### Given entries

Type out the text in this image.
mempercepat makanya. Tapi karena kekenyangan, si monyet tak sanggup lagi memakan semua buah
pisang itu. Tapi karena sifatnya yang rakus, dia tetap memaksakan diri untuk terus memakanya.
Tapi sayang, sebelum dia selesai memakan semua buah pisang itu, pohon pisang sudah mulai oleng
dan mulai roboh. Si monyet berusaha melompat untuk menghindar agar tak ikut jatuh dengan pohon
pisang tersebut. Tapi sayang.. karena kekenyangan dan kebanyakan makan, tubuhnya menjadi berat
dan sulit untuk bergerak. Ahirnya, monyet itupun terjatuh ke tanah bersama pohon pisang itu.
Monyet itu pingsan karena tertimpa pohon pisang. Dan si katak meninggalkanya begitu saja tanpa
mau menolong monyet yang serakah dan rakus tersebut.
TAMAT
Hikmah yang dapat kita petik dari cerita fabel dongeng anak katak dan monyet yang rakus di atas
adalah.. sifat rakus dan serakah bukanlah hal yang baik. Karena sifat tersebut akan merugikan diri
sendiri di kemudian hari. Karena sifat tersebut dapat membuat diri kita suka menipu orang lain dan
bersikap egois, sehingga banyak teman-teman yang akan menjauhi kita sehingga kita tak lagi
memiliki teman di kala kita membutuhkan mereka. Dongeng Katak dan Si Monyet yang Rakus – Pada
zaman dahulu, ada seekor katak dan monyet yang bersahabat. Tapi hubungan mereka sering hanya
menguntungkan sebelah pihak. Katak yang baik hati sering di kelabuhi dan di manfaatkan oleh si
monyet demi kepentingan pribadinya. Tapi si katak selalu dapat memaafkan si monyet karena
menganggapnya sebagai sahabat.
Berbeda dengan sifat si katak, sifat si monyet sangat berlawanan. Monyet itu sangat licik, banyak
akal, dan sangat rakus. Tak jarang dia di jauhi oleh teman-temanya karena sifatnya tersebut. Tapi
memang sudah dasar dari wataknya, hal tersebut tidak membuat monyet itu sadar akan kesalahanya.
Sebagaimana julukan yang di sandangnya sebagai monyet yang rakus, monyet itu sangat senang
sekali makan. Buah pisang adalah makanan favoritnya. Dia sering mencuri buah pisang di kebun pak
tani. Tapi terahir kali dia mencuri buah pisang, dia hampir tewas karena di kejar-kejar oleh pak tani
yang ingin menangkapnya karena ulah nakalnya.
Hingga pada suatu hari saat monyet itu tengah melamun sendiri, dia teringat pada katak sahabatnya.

### Exercise
Where a line of the material above holds the string "lagi", copy that line.

### Response to the exercise
mempercepat makanya. Tapi karena kekenyangan, si monyet tak sanggup lagi memakan semua buah
bersikap egois, sehingga banyak teman-teman yang akan menjauhi kita sehingga kita tak lagi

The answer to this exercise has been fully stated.